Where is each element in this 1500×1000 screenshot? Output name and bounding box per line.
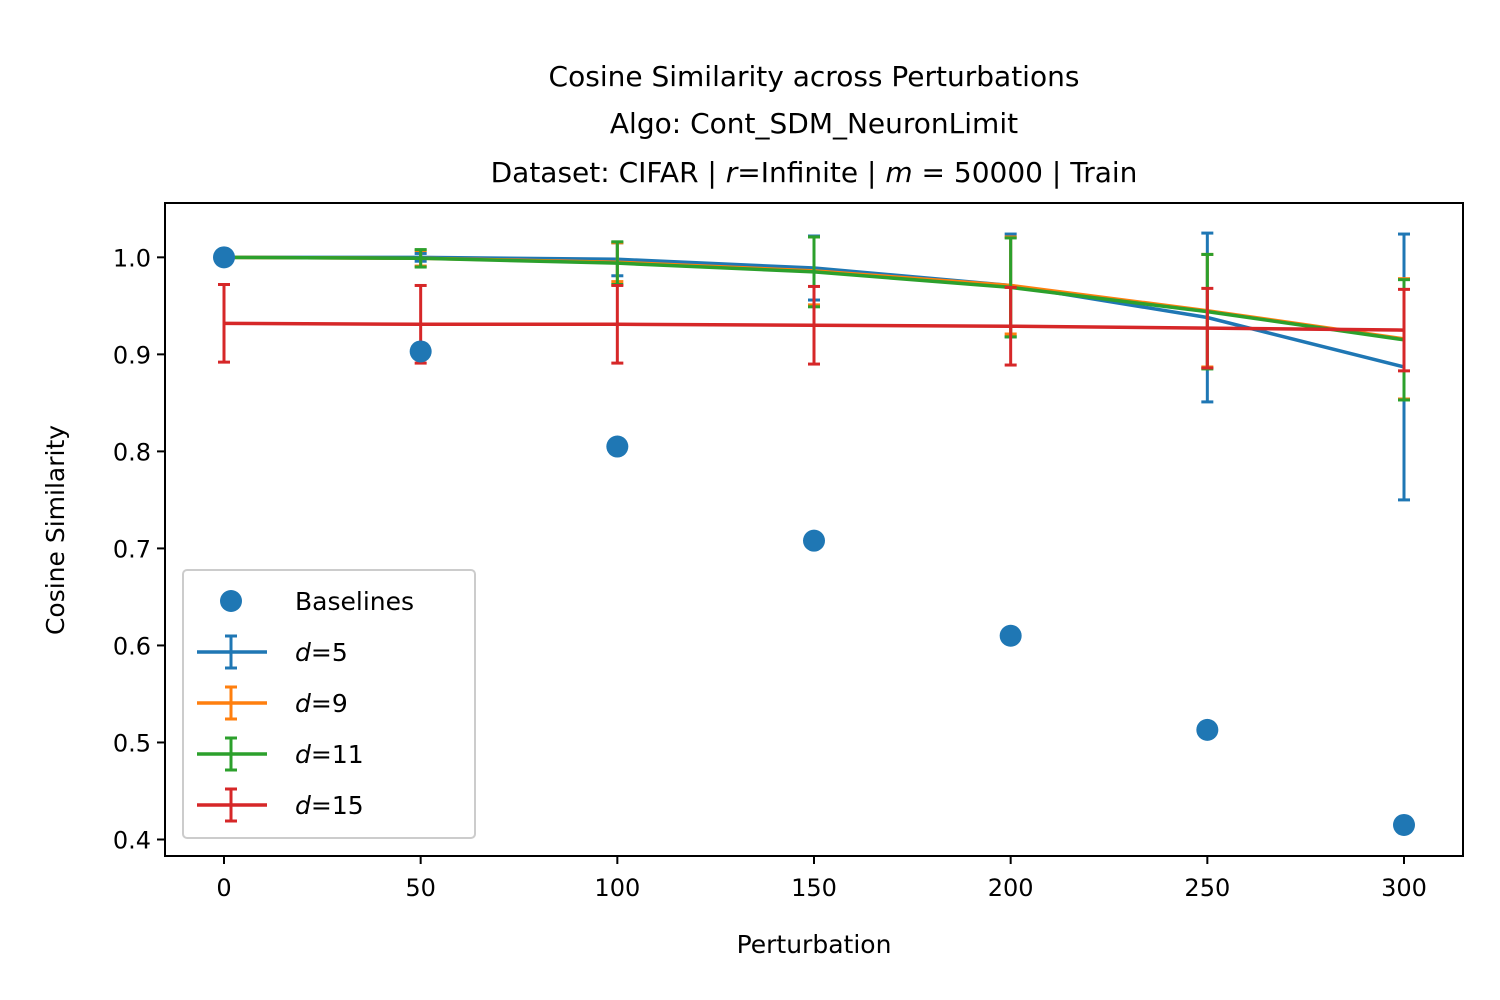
y-tick-label: 1.0 [113,244,151,272]
y-tick-label: 0.9 [113,341,151,369]
baseline-point [999,624,1022,647]
title-line-1: Cosine Similarity across Perturbations [549,60,1080,93]
legend-series-symbol: d [295,689,311,718]
legend-series-label: d=9 [295,689,348,718]
legend-baselines-marker [220,590,242,612]
legend-series-value: =5 [311,638,348,667]
chart-title: Cosine Similarity across Perturbations A… [491,60,1138,189]
legend-series-symbol: d [295,638,311,667]
legend-series-label: d=11 [295,740,364,769]
title-m-value: = 50000 | Train [913,156,1138,189]
y-tick-label: 0.5 [113,729,151,757]
y-tick-label: 0.7 [113,535,151,563]
baseline-point [213,246,235,269]
legend-series-symbol: d [295,791,311,820]
x-axis-label: Perturbation [737,930,892,959]
y-tick-label: 0.8 [113,438,151,466]
legend-baselines-label: Baselines [295,587,414,616]
legend-series-label: d=5 [295,638,348,667]
plot-area [213,231,1415,836]
legend-series-symbol: d [295,740,311,769]
x-tick-label: 100 [594,874,640,902]
title-line-3: Dataset: CIFAR | r=Infinite | m = 50000 … [491,156,1138,189]
legend-frame [182,569,476,839]
baseline-point [606,435,629,458]
series-line [223,321,1405,332]
series-3 [218,283,1410,373]
title-line-2: Algo: Cont_SDM_NeuronLimit [610,107,1018,140]
legend-series-value: =9 [311,689,348,718]
x-tick-label: 300 [1381,874,1427,902]
legend-series-label: d=15 [295,791,364,820]
title-r-value: =Infinite | [737,156,885,189]
baseline-point [1196,718,1219,741]
y-tick-label: 0.4 [113,827,151,855]
title-dataset-part: Dataset: CIFAR | [491,156,726,189]
title-r-symbol: r [726,156,739,189]
legend-series-value: =15 [311,791,364,820]
baseline-point [1393,813,1415,836]
baselines-series [213,246,1415,836]
y-tick-label: 0.6 [113,632,151,660]
x-tick-label: 200 [988,874,1034,902]
legend-series-value: =11 [311,740,364,769]
axes: 0 50 100 150 200 250 300 0.4 0.5 0.6 0.7 0.8 0.9 1.0 [113,202,1464,902]
baseline-point [803,529,825,552]
x-tick-label: 50 [405,874,436,902]
baseline-point [409,340,432,363]
x-tick-label: 250 [1184,874,1230,902]
x-tick-label: 150 [791,874,837,902]
x-tick-label: 0 [216,874,231,902]
title-m-symbol: m [885,156,912,189]
y-axis-label: Cosine Similarity [41,425,70,635]
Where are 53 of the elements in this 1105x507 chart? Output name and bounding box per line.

**What the task requires:** Copy the full listing above line for line without changing a character, but leave out the picture.

**Exercise solution:**
Where is each element in this 1500×1000 screenshot? Output name and bounding box per line.
y-tick-label: 1.0 [113,244,151,272]
y-tick-label: 0.9 [113,341,151,369]
baseline-point [999,624,1022,647]
title-line-1: Cosine Similarity across Perturbations [549,60,1080,93]
legend-series-symbol: d [295,689,311,718]
legend-series-label: d=9 [295,689,348,718]
legend-baselines-marker [220,590,242,612]
legend-series-value: =5 [311,638,348,667]
chart-title: Cosine Similarity across Perturbations A… [491,60,1138,189]
legend-series-symbol: d [295,638,311,667]
legend-series-label: d=11 [295,740,364,769]
title-m-value: = 50000 | Train [913,156,1138,189]
y-tick-label: 0.5 [113,729,151,757]
y-tick-label: 0.7 [113,535,151,563]
baseline-point [213,246,235,269]
legend-series-symbol: d [295,791,311,820]
x-axis-label: Perturbation [737,930,892,959]
y-tick-label: 0.8 [113,438,151,466]
legend-baselines-label: Baselines [295,587,414,616]
legend-series-label: d=5 [295,638,348,667]
plot-area [213,231,1415,836]
legend-series-symbol: d [295,740,311,769]
x-tick-label: 100 [594,874,640,902]
title-line-3: Dataset: CIFAR | r=Infinite | m = 50000 … [491,156,1138,189]
legend-frame [182,569,476,839]
baseline-point [606,435,629,458]
series-line [223,321,1405,332]
series-3 [218,283,1410,373]
title-line-2: Algo: Cont_SDM_NeuronLimit [610,107,1018,140]
legend-series-value: =9 [311,689,348,718]
x-tick-label: 300 [1381,874,1427,902]
legend-series-label: d=15 [295,791,364,820]
title-r-value: =Infinite | [737,156,885,189]
baseline-point [1196,718,1219,741]
y-tick-label: 0.4 [113,827,151,855]
title-dataset-part: Dataset: CIFAR | [491,156,726,189]
title-r-symbol: r [726,156,739,189]
legend-series-value: =15 [311,791,364,820]
baseline-point [1393,813,1415,836]
baselines-series [213,246,1415,836]
y-tick-label: 0.6 [113,632,151,660]
x-tick-label: 200 [988,874,1034,902]
legend-series-value: =11 [311,740,364,769]
axes: 0 50 100 150 200 250 300 0.4 0.5 0.6 0.7 0.8 0.9 1.0 [113,202,1464,902]
baseline-point [803,529,825,552]
x-tick-label: 50 [405,874,436,902]
baseline-point [409,340,432,363]
x-tick-label: 250 [1184,874,1230,902]
x-tick-label: 150 [791,874,837,902]
x-tick-label: 0 [216,874,231,902]
title-m-symbol: m [885,156,912,189]
y-axis-label: Cosine Similarity [41,425,70,635]
Where are 53 of the elements in this 1105x507 chart? Output name and bounding box per line.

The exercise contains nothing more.